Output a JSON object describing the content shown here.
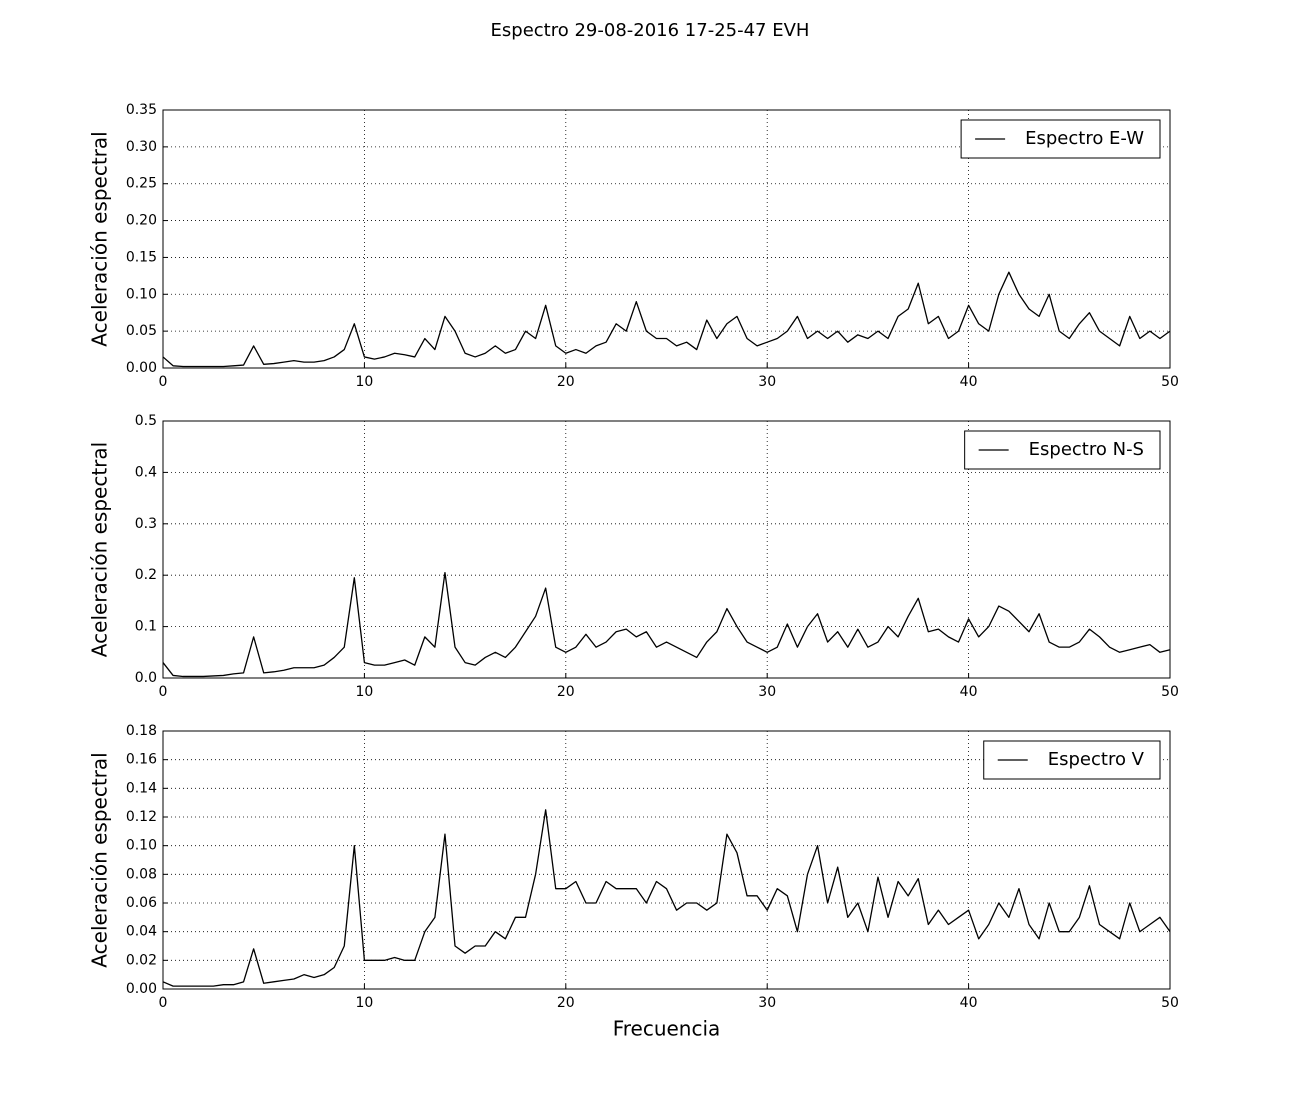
{
  "title": "Espectro 29-08-2016 17-25-47 EVH",
  "chart_data": [
    {
      "type": "line",
      "ylabel": "Aceleración espectral",
      "legend": "upper right",
      "grid": true,
      "x": [
        0,
        0.5,
        1,
        1.5,
        2,
        2.5,
        3,
        3.5,
        4,
        4.5,
        5,
        5.5,
        6,
        6.5,
        7,
        7.5,
        8,
        8.5,
        9,
        9.5,
        10,
        10.5,
        11,
        11.5,
        12,
        12.5,
        13,
        13.5,
        14,
        14.5,
        15,
        15.5,
        16,
        16.5,
        17,
        17.5,
        18,
        18.5,
        19,
        19.5,
        20,
        20.5,
        21,
        21.5,
        22,
        22.5,
        23,
        23.5,
        24,
        24.5,
        25,
        25.5,
        26,
        26.5,
        27,
        27.5,
        28,
        28.5,
        29,
        29.5,
        30,
        30.5,
        31,
        31.5,
        32,
        32.5,
        33,
        33.5,
        34,
        34.5,
        35,
        35.5,
        36,
        36.5,
        37,
        37.5,
        38,
        38.5,
        39,
        39.5,
        40,
        40.5,
        41,
        41.5,
        42,
        42.5,
        43,
        43.5,
        44,
        44.5,
        45,
        45.5,
        46,
        46.5,
        47,
        47.5,
        48,
        48.5,
        49,
        49.5,
        50
      ],
      "series": [
        {
          "name": "Espectro E-W",
          "color": "#000000",
          "values": [
            0.015,
            0.003,
            0.002,
            0.002,
            0.002,
            0.002,
            0.002,
            0.003,
            0.004,
            0.03,
            0.005,
            0.006,
            0.008,
            0.01,
            0.008,
            0.008,
            0.01,
            0.015,
            0.025,
            0.06,
            0.015,
            0.012,
            0.015,
            0.02,
            0.018,
            0.015,
            0.04,
            0.025,
            0.07,
            0.05,
            0.02,
            0.015,
            0.02,
            0.03,
            0.02,
            0.025,
            0.05,
            0.04,
            0.085,
            0.03,
            0.02,
            0.025,
            0.02,
            0.03,
            0.035,
            0.06,
            0.05,
            0.09,
            0.05,
            0.04,
            0.04,
            0.03,
            0.035,
            0.025,
            0.065,
            0.04,
            0.06,
            0.07,
            0.04,
            0.03,
            0.035,
            0.04,
            0.05,
            0.07,
            0.04,
            0.05,
            0.04,
            0.05,
            0.035,
            0.045,
            0.04,
            0.05,
            0.04,
            0.07,
            0.08,
            0.115,
            0.06,
            0.07,
            0.04,
            0.05,
            0.085,
            0.06,
            0.05,
            0.1,
            0.13,
            0.1,
            0.08,
            0.07,
            0.1,
            0.05,
            0.04,
            0.06,
            0.075,
            0.05,
            0.04,
            0.03,
            0.07,
            0.04,
            0.05,
            0.04,
            0.05
          ]
        }
      ],
      "xlim": [
        0,
        50
      ],
      "xticks": [
        0,
        10,
        20,
        30,
        40,
        50
      ],
      "ylim": [
        0,
        0.35
      ],
      "yticks": [
        {
          "value": 0,
          "label": "0.00"
        },
        {
          "value": 0.05,
          "label": "0.05"
        },
        {
          "value": 0.1,
          "label": "0.10"
        },
        {
          "value": 0.15,
          "label": "0.15"
        },
        {
          "value": 0.2,
          "label": "0.20"
        },
        {
          "value": 0.25,
          "label": "0.25"
        },
        {
          "value": 0.3,
          "label": "0.30"
        },
        {
          "value": 0.35,
          "label": "0.35"
        }
      ]
    },
    {
      "type": "line",
      "ylabel": "Aceleración espectral",
      "legend": "upper right",
      "grid": true,
      "x": [
        0,
        0.5,
        1,
        1.5,
        2,
        2.5,
        3,
        3.5,
        4,
        4.5,
        5,
        5.5,
        6,
        6.5,
        7,
        7.5,
        8,
        8.5,
        9,
        9.5,
        10,
        10.5,
        11,
        11.5,
        12,
        12.5,
        13,
        13.5,
        14,
        14.5,
        15,
        15.5,
        16,
        16.5,
        17,
        17.5,
        18,
        18.5,
        19,
        19.5,
        20,
        20.5,
        21,
        21.5,
        22,
        22.5,
        23,
        23.5,
        24,
        24.5,
        25,
        25.5,
        26,
        26.5,
        27,
        27.5,
        28,
        28.5,
        29,
        29.5,
        30,
        30.5,
        31,
        31.5,
        32,
        32.5,
        33,
        33.5,
        34,
        34.5,
        35,
        35.5,
        36,
        36.5,
        37,
        37.5,
        38,
        38.5,
        39,
        39.5,
        40,
        40.5,
        41,
        41.5,
        42,
        42.5,
        43,
        43.5,
        44,
        44.5,
        45,
        45.5,
        46,
        46.5,
        47,
        47.5,
        48,
        48.5,
        49,
        49.5,
        50
      ],
      "series": [
        {
          "name": "Espectro N-S",
          "color": "#000000",
          "values": [
            0.03,
            0.005,
            0.003,
            0.003,
            0.003,
            0.004,
            0.005,
            0.008,
            0.01,
            0.08,
            0.01,
            0.012,
            0.015,
            0.02,
            0.02,
            0.02,
            0.025,
            0.04,
            0.06,
            0.195,
            0.03,
            0.025,
            0.025,
            0.03,
            0.035,
            0.025,
            0.08,
            0.06,
            0.205,
            0.06,
            0.03,
            0.025,
            0.04,
            0.05,
            0.04,
            0.06,
            0.09,
            0.12,
            0.175,
            0.06,
            0.05,
            0.06,
            0.085,
            0.06,
            0.07,
            0.09,
            0.095,
            0.08,
            0.09,
            0.06,
            0.07,
            0.06,
            0.05,
            0.04,
            0.07,
            0.09,
            0.135,
            0.1,
            0.07,
            0.06,
            0.05,
            0.06,
            0.105,
            0.06,
            0.1,
            0.125,
            0.07,
            0.09,
            0.06,
            0.095,
            0.06,
            0.07,
            0.1,
            0.08,
            0.12,
            0.155,
            0.09,
            0.095,
            0.08,
            0.07,
            0.115,
            0.08,
            0.1,
            0.14,
            0.13,
            0.11,
            0.09,
            0.125,
            0.07,
            0.06,
            0.06,
            0.07,
            0.095,
            0.08,
            0.06,
            0.05,
            0.055,
            0.06,
            0.065,
            0.05,
            0.055
          ]
        }
      ],
      "xlim": [
        0,
        50
      ],
      "xticks": [
        0,
        10,
        20,
        30,
        40,
        50
      ],
      "ylim": [
        0,
        0.5
      ],
      "yticks": [
        {
          "value": 0,
          "label": "0.0"
        },
        {
          "value": 0.1,
          "label": "0.1"
        },
        {
          "value": 0.2,
          "label": "0.2"
        },
        {
          "value": 0.3,
          "label": "0.3"
        },
        {
          "value": 0.4,
          "label": "0.4"
        },
        {
          "value": 0.5,
          "label": "0.5"
        }
      ]
    },
    {
      "type": "line",
      "ylabel": "Aceleración espectral",
      "xlabel": "Frecuencia",
      "legend": "upper right",
      "grid": true,
      "x": [
        0,
        0.5,
        1,
        1.5,
        2,
        2.5,
        3,
        3.5,
        4,
        4.5,
        5,
        5.5,
        6,
        6.5,
        7,
        7.5,
        8,
        8.5,
        9,
        9.5,
        10,
        10.5,
        11,
        11.5,
        12,
        12.5,
        13,
        13.5,
        14,
        14.5,
        15,
        15.5,
        16,
        16.5,
        17,
        17.5,
        18,
        18.5,
        19,
        19.5,
        20,
        20.5,
        21,
        21.5,
        22,
        22.5,
        23,
        23.5,
        24,
        24.5,
        25,
        25.5,
        26,
        26.5,
        27,
        27.5,
        28,
        28.5,
        29,
        29.5,
        30,
        30.5,
        31,
        31.5,
        32,
        32.5,
        33,
        33.5,
        34,
        34.5,
        35,
        35.5,
        36,
        36.5,
        37,
        37.5,
        38,
        38.5,
        39,
        39.5,
        40,
        40.5,
        41,
        41.5,
        42,
        42.5,
        43,
        43.5,
        44,
        44.5,
        45,
        45.5,
        46,
        46.5,
        47,
        47.5,
        48,
        48.5,
        49,
        49.5,
        50
      ],
      "series": [
        {
          "name": "Espectro V",
          "color": "#000000",
          "values": [
            0.005,
            0.002,
            0.002,
            0.002,
            0.002,
            0.002,
            0.003,
            0.003,
            0.005,
            0.028,
            0.004,
            0.005,
            0.006,
            0.007,
            0.01,
            0.008,
            0.01,
            0.015,
            0.03,
            0.1,
            0.02,
            0.02,
            0.02,
            0.022,
            0.02,
            0.02,
            0.04,
            0.05,
            0.108,
            0.03,
            0.025,
            0.03,
            0.03,
            0.04,
            0.035,
            0.05,
            0.05,
            0.08,
            0.125,
            0.07,
            0.07,
            0.075,
            0.06,
            0.06,
            0.075,
            0.07,
            0.07,
            0.07,
            0.06,
            0.075,
            0.07,
            0.055,
            0.06,
            0.06,
            0.055,
            0.06,
            0.108,
            0.095,
            0.065,
            0.065,
            0.055,
            0.07,
            0.065,
            0.04,
            0.08,
            0.1,
            0.06,
            0.085,
            0.05,
            0.06,
            0.04,
            0.078,
            0.05,
            0.075,
            0.065,
            0.077,
            0.045,
            0.055,
            0.045,
            0.05,
            0.055,
            0.035,
            0.045,
            0.06,
            0.05,
            0.07,
            0.045,
            0.035,
            0.06,
            0.04,
            0.04,
            0.05,
            0.072,
            0.045,
            0.04,
            0.035,
            0.06,
            0.04,
            0.045,
            0.05,
            0.04
          ]
        }
      ],
      "xlim": [
        0,
        50
      ],
      "xticks": [
        0,
        10,
        20,
        30,
        40,
        50
      ],
      "ylim": [
        0,
        0.18
      ],
      "yticks": [
        {
          "value": 0,
          "label": "0.00"
        },
        {
          "value": 0.02,
          "label": "0.02"
        },
        {
          "value": 0.04,
          "label": "0.04"
        },
        {
          "value": 0.06,
          "label": "0.06"
        },
        {
          "value": 0.08,
          "label": "0.08"
        },
        {
          "value": 0.1,
          "label": "0.10"
        },
        {
          "value": 0.12,
          "label": "0.12"
        },
        {
          "value": 0.14,
          "label": "0.14"
        },
        {
          "value": 0.16,
          "label": "0.16"
        },
        {
          "value": 0.18,
          "label": "0.18"
        }
      ]
    }
  ]
}
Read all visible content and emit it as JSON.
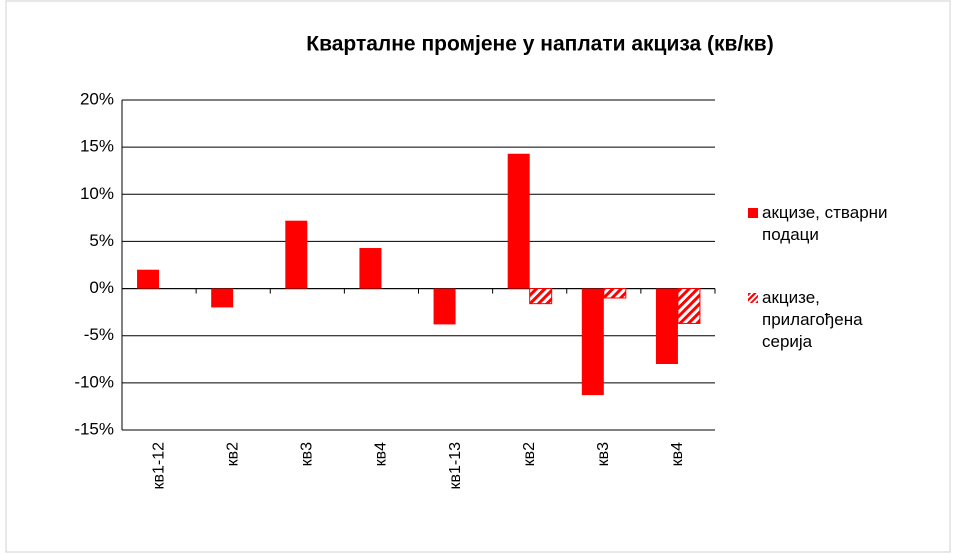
{
  "chart_data": {
    "type": "bar",
    "title": "Кварталне промјене у наплати акциза (кв/кв)",
    "categories": [
      "кв1-12",
      "кв2",
      "кв3",
      "кв4",
      "кв1-13",
      "кв2",
      "кв3",
      "кв4"
    ],
    "series": [
      {
        "name": "акцизе, стварни подаци",
        "color": "#ff0000",
        "values": [
          2,
          -2,
          7.2,
          4.3,
          -3.8,
          14.3,
          -11.3,
          -8
        ]
      },
      {
        "name": "акцизе, прилагођена серија",
        "color": "#ff0000",
        "pattern": "hatch",
        "values": [
          null,
          null,
          null,
          null,
          null,
          -1.6,
          -1,
          -3.7
        ]
      }
    ],
    "ylim": [
      -15,
      20
    ],
    "yticks": [
      {
        "value": -15,
        "label": "-15%"
      },
      {
        "value": -10,
        "label": "-10%"
      },
      {
        "value": -5,
        "label": "-5%"
      },
      {
        "value": 0,
        "label": "0%"
      },
      {
        "value": 5,
        "label": "5%"
      },
      {
        "value": 10,
        "label": "10%"
      },
      {
        "value": 15,
        "label": "15%"
      },
      {
        "value": 20,
        "label": "20%"
      }
    ],
    "grid": true
  }
}
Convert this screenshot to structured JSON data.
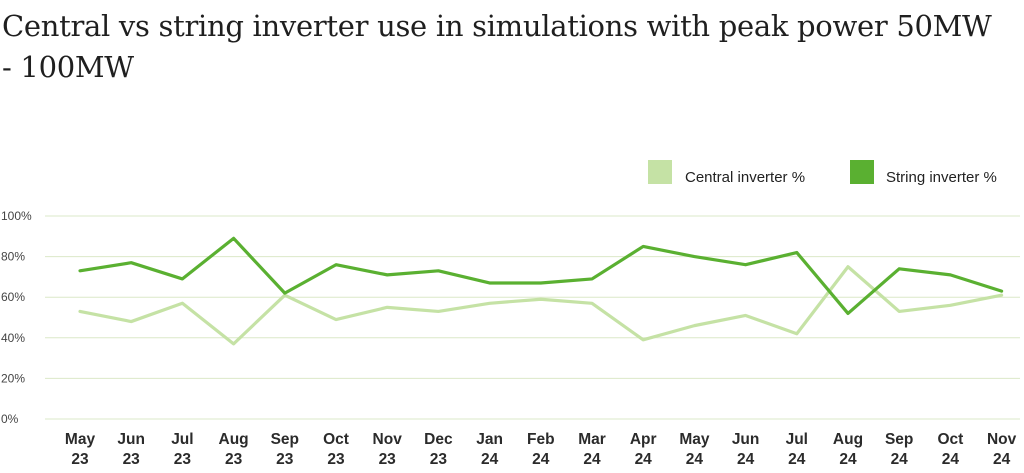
{
  "chart_data": {
    "type": "line",
    "title": "Central vs string inverter use in simulations with peak power 50MW - 100MW",
    "xlabel": "",
    "ylabel": "",
    "categories": [
      [
        "May",
        "23"
      ],
      [
        "Jun",
        "23"
      ],
      [
        "Jul",
        "23"
      ],
      [
        "Aug",
        "23"
      ],
      [
        "Sep",
        "23"
      ],
      [
        "Oct",
        "23"
      ],
      [
        "Nov",
        "23"
      ],
      [
        "Dec",
        "23"
      ],
      [
        "Jan",
        "24"
      ],
      [
        "Feb",
        "24"
      ],
      [
        "Mar",
        "24"
      ],
      [
        "Apr",
        "24"
      ],
      [
        "May",
        "24"
      ],
      [
        "Jun",
        "24"
      ],
      [
        "Jul",
        "24"
      ],
      [
        "Aug",
        "24"
      ],
      [
        "Sep",
        "24"
      ],
      [
        "Oct",
        "24"
      ],
      [
        "Nov",
        "24"
      ]
    ],
    "ylim": [
      0,
      100
    ],
    "yticks": [
      "0%",
      "20%",
      "40%",
      "60%",
      "80%",
      "100%"
    ],
    "grid": true,
    "legend_position": "top-right",
    "series": [
      {
        "name": "Central inverter %",
        "color": "#c5e2a5",
        "values": [
          53,
          48,
          57,
          37,
          61,
          49,
          55,
          53,
          57,
          59,
          57,
          39,
          46,
          51,
          42,
          75,
          53,
          56,
          61
        ]
      },
      {
        "name": "String inverter %",
        "color": "#5ab031",
        "values": [
          73,
          77,
          69,
          89,
          62,
          76,
          71,
          73,
          67,
          67,
          69,
          85,
          80,
          76,
          82,
          52,
          74,
          71,
          63
        ]
      }
    ]
  }
}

----------------------------------------

Say how many lines include the word "Central"; reply with the number alone.

2